* TASK BRIEF: Write the records out again exactly, leaving no images in.

--- Start MATERIAL FOR THE TASK ---

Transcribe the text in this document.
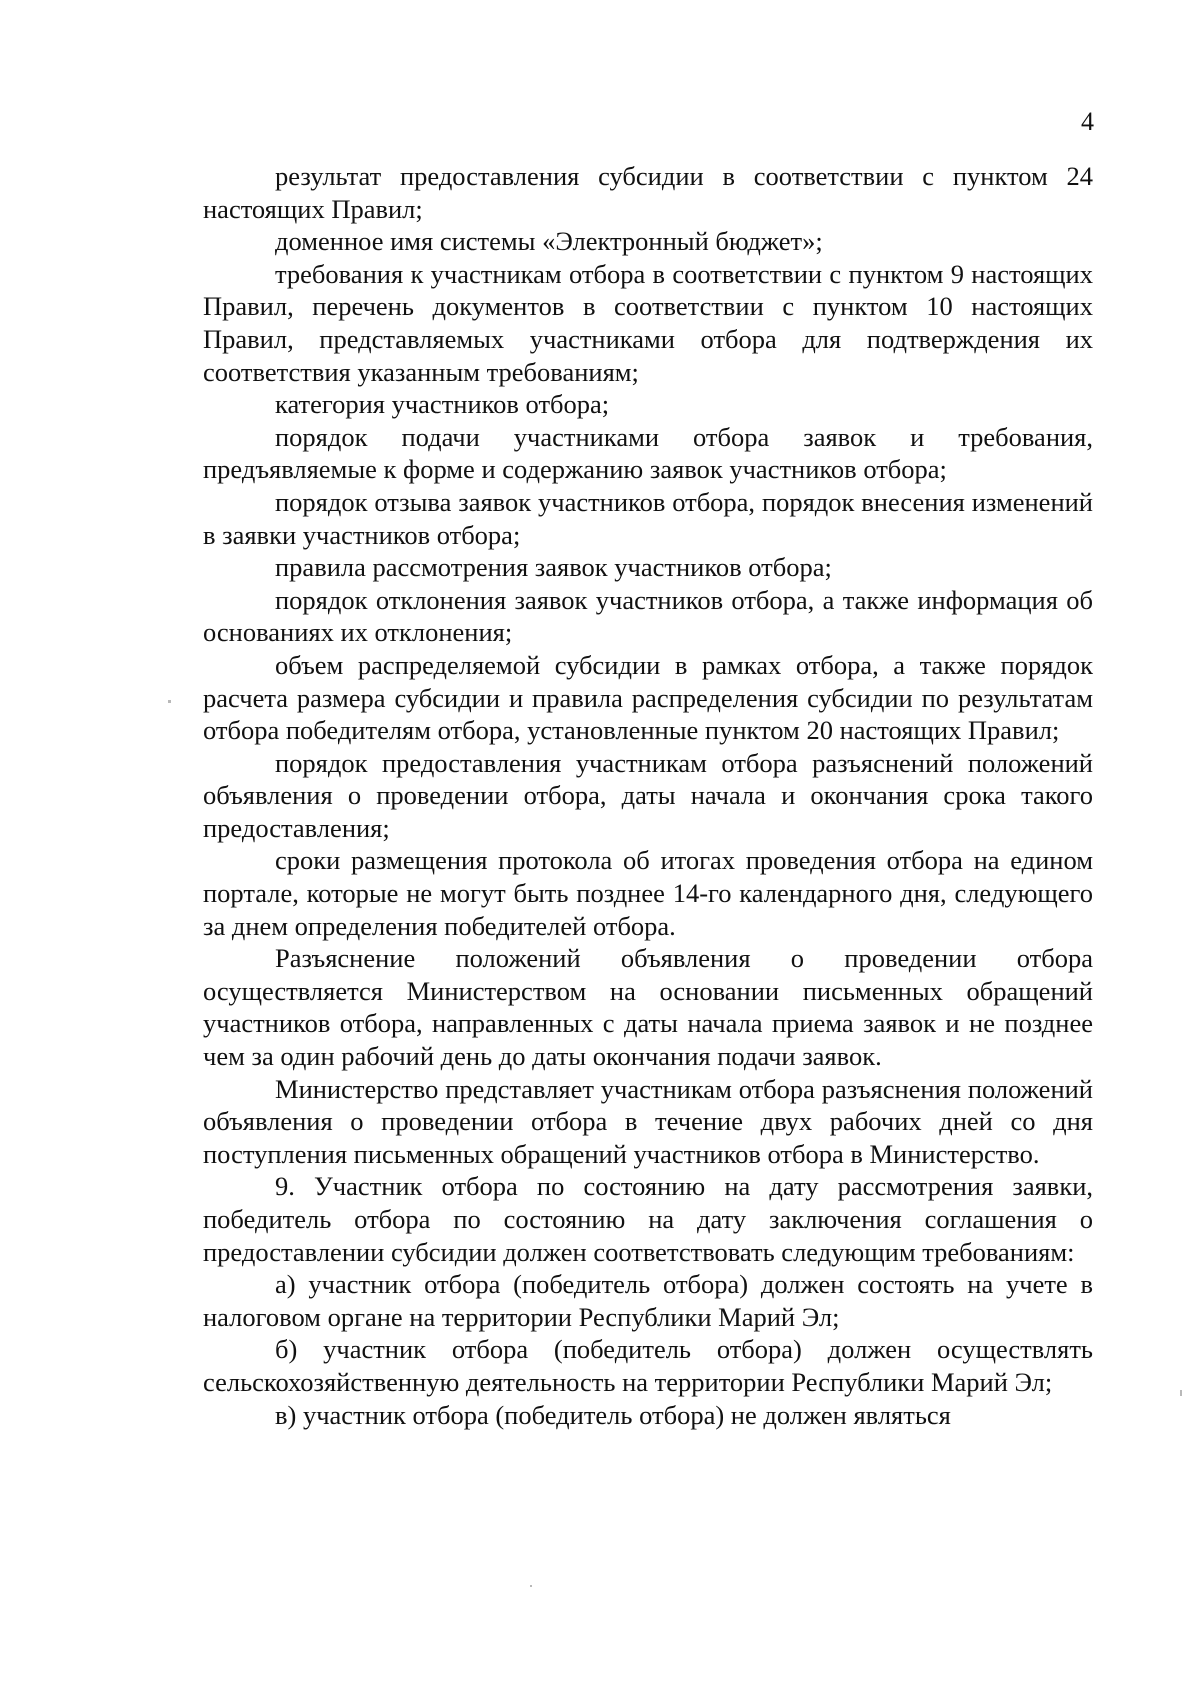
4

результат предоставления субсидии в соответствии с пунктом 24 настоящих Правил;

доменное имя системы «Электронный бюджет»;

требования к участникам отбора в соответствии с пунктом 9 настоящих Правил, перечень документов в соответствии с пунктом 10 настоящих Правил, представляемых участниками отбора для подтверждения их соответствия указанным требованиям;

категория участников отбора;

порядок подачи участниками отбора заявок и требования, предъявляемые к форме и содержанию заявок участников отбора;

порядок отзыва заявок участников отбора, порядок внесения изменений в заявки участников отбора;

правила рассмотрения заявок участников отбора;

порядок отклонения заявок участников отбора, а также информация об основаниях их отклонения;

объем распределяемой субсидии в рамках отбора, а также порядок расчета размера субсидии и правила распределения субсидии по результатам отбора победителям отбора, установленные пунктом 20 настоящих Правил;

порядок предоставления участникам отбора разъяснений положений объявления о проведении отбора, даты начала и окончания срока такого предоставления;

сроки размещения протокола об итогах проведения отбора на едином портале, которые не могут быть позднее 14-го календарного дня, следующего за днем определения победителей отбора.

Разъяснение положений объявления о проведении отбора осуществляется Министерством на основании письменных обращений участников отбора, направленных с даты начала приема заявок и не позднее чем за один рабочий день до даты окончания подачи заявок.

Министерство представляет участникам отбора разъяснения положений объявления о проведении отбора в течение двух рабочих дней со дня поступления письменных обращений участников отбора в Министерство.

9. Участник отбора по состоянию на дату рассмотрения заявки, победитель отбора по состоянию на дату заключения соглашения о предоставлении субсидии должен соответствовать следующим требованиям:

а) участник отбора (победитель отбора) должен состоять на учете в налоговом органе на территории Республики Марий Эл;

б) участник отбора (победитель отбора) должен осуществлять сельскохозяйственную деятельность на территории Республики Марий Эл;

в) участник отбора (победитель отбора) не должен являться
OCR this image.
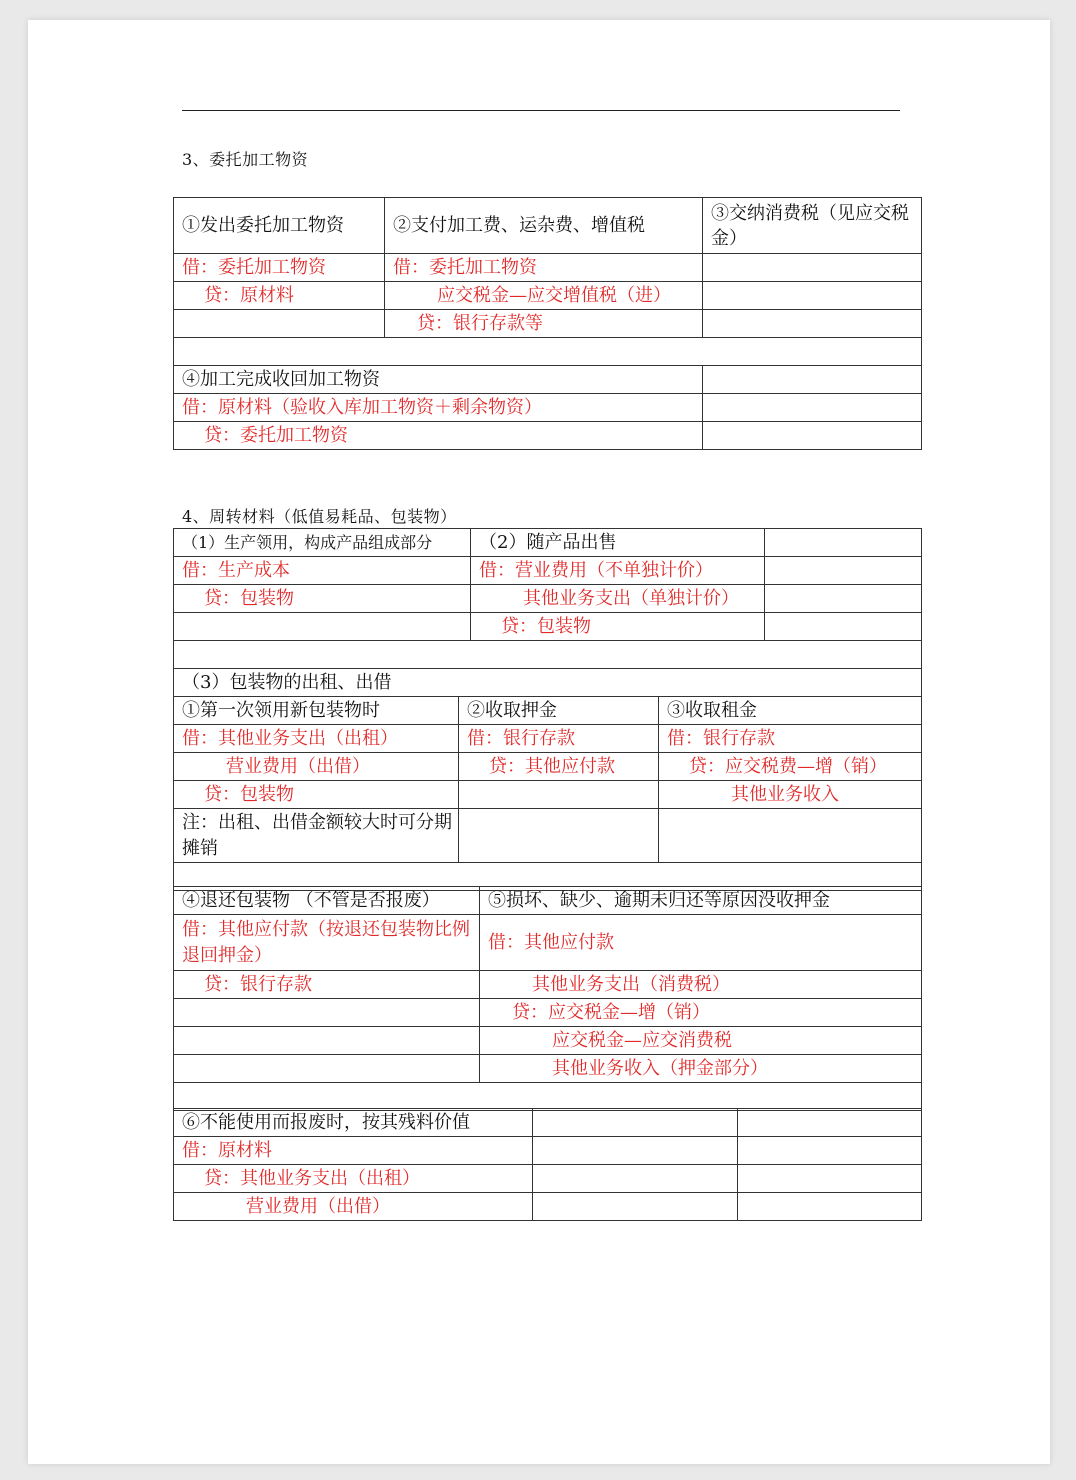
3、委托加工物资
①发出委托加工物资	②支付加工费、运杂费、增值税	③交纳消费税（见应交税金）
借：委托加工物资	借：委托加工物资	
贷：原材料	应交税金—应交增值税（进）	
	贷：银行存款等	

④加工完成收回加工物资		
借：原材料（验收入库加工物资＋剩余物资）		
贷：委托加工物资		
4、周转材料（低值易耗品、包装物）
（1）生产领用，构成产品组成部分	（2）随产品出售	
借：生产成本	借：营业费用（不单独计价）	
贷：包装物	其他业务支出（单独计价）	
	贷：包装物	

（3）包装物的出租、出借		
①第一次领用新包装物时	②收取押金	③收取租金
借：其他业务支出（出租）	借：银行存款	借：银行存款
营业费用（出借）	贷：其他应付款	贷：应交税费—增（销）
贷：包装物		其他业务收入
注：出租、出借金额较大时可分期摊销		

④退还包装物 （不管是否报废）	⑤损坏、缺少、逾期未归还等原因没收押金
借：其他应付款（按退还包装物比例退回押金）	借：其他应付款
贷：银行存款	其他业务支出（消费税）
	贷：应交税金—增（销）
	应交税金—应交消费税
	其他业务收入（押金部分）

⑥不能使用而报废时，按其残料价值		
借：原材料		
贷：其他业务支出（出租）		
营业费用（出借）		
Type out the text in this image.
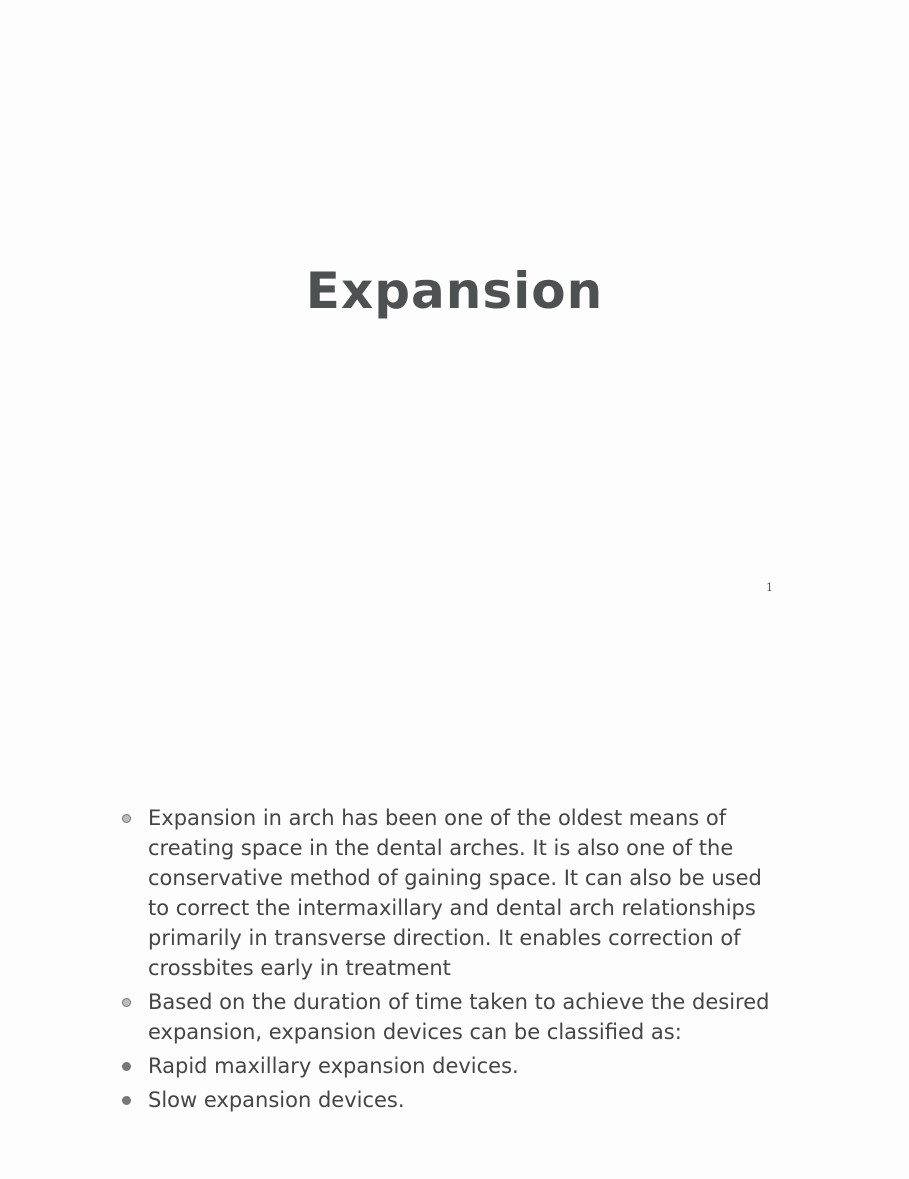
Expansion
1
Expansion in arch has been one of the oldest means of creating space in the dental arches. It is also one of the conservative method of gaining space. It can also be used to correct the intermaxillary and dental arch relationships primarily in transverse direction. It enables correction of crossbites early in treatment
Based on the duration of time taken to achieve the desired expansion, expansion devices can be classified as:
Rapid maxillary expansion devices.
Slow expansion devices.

--- End MATERIAL FOR THE TASK ---

* ANSWER FOR THIS EXERCISE:
Transcribe the text in this document.
4

результат предоставления субсидии в соответствии с пунктом 24 настоящих Правил;

доменное имя системы «Электронный бюджет»;

требования к участникам отбора в соответствии с пунктом 9 настоящих Правил, перечень документов в соответствии с пунктом 10 настоящих Правил, представляемых участниками отбора для подтверждения их соответствия указанным требованиям;

категория участников отбора;

порядок подачи участниками отбора заявок и требования, предъявляемые к форме и содержанию заявок участников отбора;

порядок отзыва заявок участников отбора, порядок внесения изменений в заявки участников отбора;

правила рассмотрения заявок участников отбора;

порядок отклонения заявок участников отбора, а также информация об основаниях их отклонения;

объем распределяемой субсидии в рамках отбора, а также порядок расчета размера субсидии и правила распределения субсидии по результатам отбора победителям отбора, установленные пунктом 20 настоящих Правил;

порядок предоставления участникам отбора разъяснений положений объявления о проведении отбора, даты начала и окончания срока такого предоставления;

сроки размещения протокола об итогах проведения отбора на едином портале, которые не могут быть позднее 14-го календарного дня, следующего за днем определения победителей отбора.

Разъяснение положений объявления о проведении отбора осуществляется Министерством на основании письменных обращений участников отбора, направленных с даты начала приема заявок и не позднее чем за один рабочий день до даты окончания подачи заявок.

Министерство представляет участникам отбора разъяснения положений объявления о проведении отбора в течение двух рабочих дней со дня поступления письменных обращений участников отбора в Министерство.

9. Участник отбора по состоянию на дату рассмотрения заявки, победитель отбора по состоянию на дату заключения соглашения о предоставлении субсидии должен соответствовать следующим требованиям:

а) участник отбора (победитель отбора) должен состоять на учете в налоговом органе на территории Республики Марий Эл;

б) участник отбора (победитель отбора) должен осуществлять сельскохозяйственную деятельность на территории Республики Марий Эл;

в) участник отбора (победитель отбора) не должен являться
OCR this image.
3、委托加工物资
①发出委托加工物资	②支付加工费、运杂费、增值税	③交纳消费税（见应交税金）
借：委托加工物资	借：委托加工物资	
贷：原材料	应交税金—应交增值税（进）	
	贷：银行存款等	

④加工完成收回加工物资		
借：原材料（验收入库加工物资＋剩余物资）		
贷：委托加工物资		
4、周转材料（低值易耗品、包装物）
（1）生产领用，构成产品组成部分	（2）随产品出售	
借：生产成本	借：营业费用（不单独计价）	
贷：包装物	其他业务支出（单独计价）	
	贷：包装物	

（3）包装物的出租、出借		
①第一次领用新包装物时	②收取押金	③收取租金
借：其他业务支出（出租）	借：银行存款	借：银行存款
营业费用（出借）	贷：其他应付款	贷：应交税费—增（销）
贷：包装物		其他业务收入
注：出租、出借金额较大时可分期摊销		

④退还包装物 （不管是否报废）	⑤损坏、缺少、逾期未归还等原因没收押金
借：其他应付款（按退还包装物比例退回押金）	借：其他应付款
贷：银行存款	其他业务支出（消费税）
	贷：应交税金—增（销）
	应交税金—应交消费税
	其他业务收入（押金部分）

⑥不能使用而报废时，按其残料价值		
借：原材料		
贷：其他业务支出（出租）		
营业费用（出借）		
Type out the text in this image.
Expansion
1
Expansion in arch has been one of the oldest means of creating space in the dental arches. It is also one of the conservative method of gaining space. It can also be used to correct the intermaxillary and dental arch relationships primarily in transverse direction. It enables correction of crossbites early in treatment
Based on the duration of time taken to achieve the desired expansion, expansion devices can be classified as:
Rapid maxillary expansion devices.
Slow expansion devices.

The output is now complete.